START Input for this task
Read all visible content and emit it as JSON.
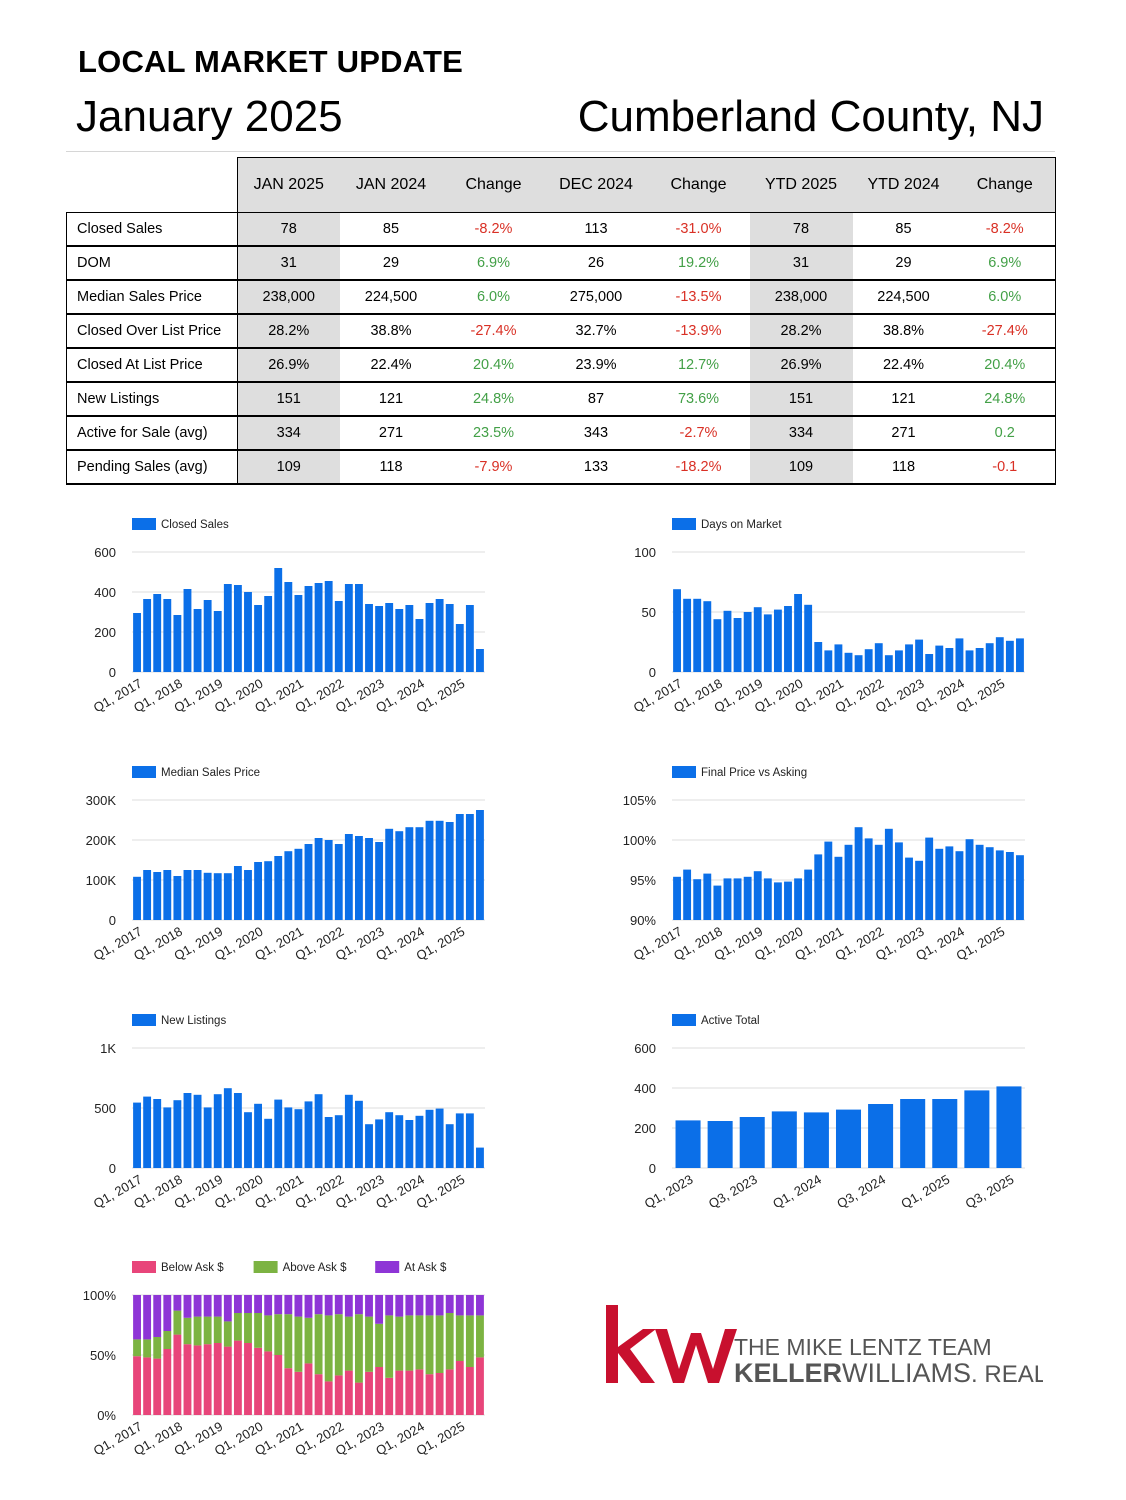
{
  "header": {
    "title": "LOCAL MARKET UPDATE",
    "month": "January 2025",
    "region": "Cumberland County, NJ"
  },
  "table": {
    "columns": [
      "JAN 2025",
      "JAN 2024",
      "Change",
      "DEC 2024",
      "Change",
      "YTD 2025",
      "YTD 2024",
      "Change"
    ],
    "rows": [
      {
        "label": "Closed Sales",
        "values": [
          "78",
          "85",
          "-8.2%",
          "113",
          "-31.0%",
          "78",
          "85",
          "-8.2%"
        ],
        "dir": [
          "",
          "",
          "neg",
          "",
          "neg",
          "",
          "",
          "neg"
        ]
      },
      {
        "label": "DOM",
        "values": [
          "31",
          "29",
          "6.9%",
          "26",
          "19.2%",
          "31",
          "29",
          "6.9%"
        ],
        "dir": [
          "",
          "",
          "pos",
          "",
          "pos",
          "",
          "",
          "pos"
        ]
      },
      {
        "label": "Median Sales Price",
        "values": [
          "238,000",
          "224,500",
          "6.0%",
          "275,000",
          "-13.5%",
          "238,000",
          "224,500",
          "6.0%"
        ],
        "dir": [
          "",
          "",
          "pos",
          "",
          "neg",
          "",
          "",
          "pos"
        ]
      },
      {
        "label": "Closed Over List Price",
        "values": [
          "28.2%",
          "38.8%",
          "-27.4%",
          "32.7%",
          "-13.9%",
          "28.2%",
          "38.8%",
          "-27.4%"
        ],
        "dir": [
          "",
          "",
          "neg",
          "",
          "neg",
          "",
          "",
          "neg"
        ]
      },
      {
        "label": "Closed At List Price",
        "values": [
          "26.9%",
          "22.4%",
          "20.4%",
          "23.9%",
          "12.7%",
          "26.9%",
          "22.4%",
          "20.4%"
        ],
        "dir": [
          "",
          "",
          "pos",
          "",
          "pos",
          "",
          "",
          "pos"
        ]
      },
      {
        "label": "New Listings",
        "values": [
          "151",
          "121",
          "24.8%",
          "87",
          "73.6%",
          "151",
          "121",
          "24.8%"
        ],
        "dir": [
          "",
          "",
          "pos",
          "",
          "pos",
          "",
          "",
          "pos"
        ]
      },
      {
        "label": "Active for Sale (avg)",
        "values": [
          "334",
          "271",
          "23.5%",
          "343",
          "-2.7%",
          "334",
          "271",
          "0.2"
        ],
        "dir": [
          "",
          "",
          "pos",
          "",
          "neg",
          "",
          "",
          "pos"
        ]
      },
      {
        "label": "Pending Sales (avg)",
        "values": [
          "109",
          "118",
          "-7.9%",
          "133",
          "-18.2%",
          "109",
          "118",
          "-0.1"
        ],
        "dir": [
          "",
          "",
          "neg",
          "",
          "neg",
          "",
          "",
          "neg"
        ]
      }
    ]
  },
  "colors": {
    "bar": "#0b6fe8",
    "below": "#e8457a",
    "above": "#7cb342",
    "at": "#8e35d6",
    "grid": "#e2e2e2",
    "kw_red": "#c8102e",
    "kw_text": "#555555"
  },
  "chart_data": [
    {
      "id": "closed",
      "type": "bar",
      "title": "",
      "legend": [
        "Closed Sales"
      ],
      "ylim": [
        0,
        600
      ],
      "ticks": [
        0,
        200,
        400,
        600
      ],
      "tick_labels": [
        "0",
        "200",
        "400",
        "600"
      ],
      "xtick_labels": [
        "Q1, 2017",
        "Q1, 2018",
        "Q1, 2019",
        "Q1, 2020",
        "Q1, 2021",
        "Q1, 2022",
        "Q1, 2023",
        "Q1, 2024",
        "Q1, 2025"
      ],
      "xtick_every": 4,
      "values": [
        295,
        365,
        390,
        365,
        285,
        415,
        315,
        360,
        305,
        440,
        435,
        400,
        335,
        380,
        520,
        450,
        385,
        430,
        445,
        455,
        355,
        440,
        440,
        340,
        330,
        345,
        315,
        335,
        265,
        345,
        365,
        340,
        240,
        335,
        115
      ]
    },
    {
      "id": "dom",
      "type": "bar",
      "title": "",
      "legend": [
        "Days on Market"
      ],
      "ylim": [
        0,
        100
      ],
      "ticks": [
        0,
        50,
        100
      ],
      "tick_labels": [
        "0",
        "50",
        "100"
      ],
      "xtick_labels": [
        "Q1, 2017",
        "Q1, 2018",
        "Q1, 2019",
        "Q1, 2020",
        "Q1, 2021",
        "Q1, 2022",
        "Q1, 2023",
        "Q1, 2024",
        "Q1, 2025"
      ],
      "xtick_every": 4,
      "values": [
        69,
        61,
        61,
        59,
        44,
        51,
        45,
        50,
        54,
        48,
        52,
        55,
        65,
        56,
        25,
        18,
        23,
        16,
        14,
        19,
        24,
        14,
        18,
        23,
        27,
        15,
        22,
        20,
        28,
        18,
        20,
        24,
        29,
        26,
        28
      ]
    },
    {
      "id": "price",
      "type": "bar",
      "title": "",
      "legend": [
        "Median Sales Price"
      ],
      "ylim": [
        0,
        300000
      ],
      "ticks": [
        0,
        100000,
        200000,
        300000
      ],
      "tick_labels": [
        "0",
        "100K",
        "200K",
        "300K"
      ],
      "xtick_labels": [
        "Q1, 2017",
        "Q1, 2018",
        "Q1, 2019",
        "Q1, 2020",
        "Q1, 2021",
        "Q1, 2022",
        "Q1, 2023",
        "Q1, 2024",
        "Q1, 2025"
      ],
      "xtick_every": 4,
      "values": [
        108000,
        125000,
        120000,
        125000,
        110000,
        125000,
        125000,
        118000,
        117000,
        117000,
        135000,
        125000,
        145000,
        147000,
        160000,
        172000,
        178000,
        190000,
        205000,
        200000,
        190000,
        215000,
        210000,
        205000,
        195000,
        228000,
        222000,
        232000,
        232000,
        248000,
        248000,
        245000,
        265000,
        265000,
        275000
      ]
    },
    {
      "id": "final",
      "type": "bar",
      "title": "",
      "legend": [
        "Final Price vs Asking"
      ],
      "ylim": [
        90,
        105
      ],
      "ticks": [
        90,
        95,
        100,
        105
      ],
      "tick_labels": [
        "90%",
        "95%",
        "100%",
        "105%"
      ],
      "xtick_labels": [
        "Q1, 2017",
        "Q1, 2018",
        "Q1, 2019",
        "Q1, 2020",
        "Q1, 2021",
        "Q1, 2022",
        "Q1, 2023",
        "Q1, 2024",
        "Q1, 2025"
      ],
      "xtick_every": 4,
      "values": [
        95.4,
        96.3,
        95.1,
        95.8,
        94.3,
        95.2,
        95.2,
        95.4,
        96.1,
        95.2,
        94.7,
        94.8,
        95.2,
        96.3,
        98.2,
        99.8,
        97.9,
        99.4,
        101.6,
        100.2,
        99.4,
        101.4,
        99.7,
        97.8,
        97.4,
        100.3,
        98.9,
        99.2,
        98.6,
        100.1,
        99.4,
        99.1,
        98.7,
        98.5,
        98.1
      ]
    },
    {
      "id": "listings",
      "type": "bar",
      "title": "",
      "legend": [
        "New Listings"
      ],
      "ylim": [
        0,
        1000
      ],
      "ticks": [
        0,
        500,
        1000
      ],
      "tick_labels": [
        "0",
        "500",
        "1K"
      ],
      "xtick_labels": [
        "Q1, 2017",
        "Q1, 2018",
        "Q1, 2019",
        "Q1, 2020",
        "Q1, 2021",
        "Q1, 2022",
        "Q1, 2023",
        "Q1, 2024",
        "Q1, 2025"
      ],
      "xtick_every": 4,
      "values": [
        545,
        595,
        575,
        505,
        565,
        625,
        610,
        505,
        615,
        665,
        625,
        465,
        535,
        410,
        570,
        505,
        490,
        555,
        615,
        425,
        440,
        610,
        560,
        365,
        405,
        465,
        440,
        400,
        435,
        485,
        495,
        365,
        455,
        455,
        170
      ]
    },
    {
      "id": "active",
      "type": "bar",
      "title": "",
      "legend": [
        "Active Total"
      ],
      "ylim": [
        0,
        600
      ],
      "ticks": [
        0,
        200,
        400,
        600
      ],
      "tick_labels": [
        "0",
        "200",
        "400",
        "600"
      ],
      "xtick_labels": [
        "Q1, 2023",
        "Q3, 2023",
        "Q1, 2024",
        "Q3, 2024",
        "Q1, 2025",
        "Q3, 2025"
      ],
      "xtick_every": 2,
      "values": [
        238,
        235,
        255,
        283,
        278,
        292,
        320,
        345,
        345,
        388,
        408
      ]
    },
    {
      "id": "asks",
      "type": "bar",
      "stacked": true,
      "title": "",
      "legend": [
        "Below Ask $",
        "Above Ask $",
        "At Ask $"
      ],
      "ylim": [
        0,
        100
      ],
      "ticks": [
        0,
        50,
        100
      ],
      "tick_labels": [
        "0%",
        "50%",
        "100%"
      ],
      "xtick_labels": [
        "Q1, 2017",
        "Q1, 2018",
        "Q1, 2019",
        "Q1, 2020",
        "Q1, 2021",
        "Q1, 2022",
        "Q1, 2023",
        "Q1, 2024",
        "Q1, 2025"
      ],
      "xtick_every": 4,
      "series": [
        {
          "name": "Below Ask $",
          "values": [
            49,
            48,
            47,
            55,
            67,
            59,
            58,
            59,
            60,
            57,
            62,
            60,
            56,
            53,
            50,
            39,
            36,
            43,
            34,
            28,
            33,
            37,
            27,
            36,
            40,
            31,
            37,
            37,
            38,
            34,
            35,
            38,
            45,
            40,
            48
          ]
        },
        {
          "name": "Above Ask $",
          "values": [
            14,
            15,
            18,
            15,
            20,
            22,
            24,
            23,
            22,
            21,
            23,
            25,
            29,
            30,
            34,
            45,
            46,
            38,
            50,
            55,
            51,
            45,
            57,
            46,
            36,
            52,
            45,
            46,
            45,
            49,
            48,
            47,
            38,
            43,
            35
          ]
        },
        {
          "name": "At Ask $",
          "values": [
            37,
            37,
            35,
            30,
            13,
            19,
            18,
            18,
            18,
            22,
            15,
            15,
            15,
            17,
            16,
            16,
            18,
            19,
            16,
            17,
            16,
            18,
            16,
            18,
            24,
            17,
            18,
            17,
            17,
            17,
            17,
            15,
            17,
            17,
            17
          ]
        }
      ]
    }
  ],
  "logo": {
    "mark": "kw",
    "team": "THE MIKE LENTZ TEAM",
    "brand_bold": "KELLER",
    "brand_light": "WILLIAMS",
    "brand_suffix": ". REALTY"
  }
}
END Input for this task
__What you need to do__
Count the lines in the records above that contain the word "Median", and give only that number.

__Written answer__
2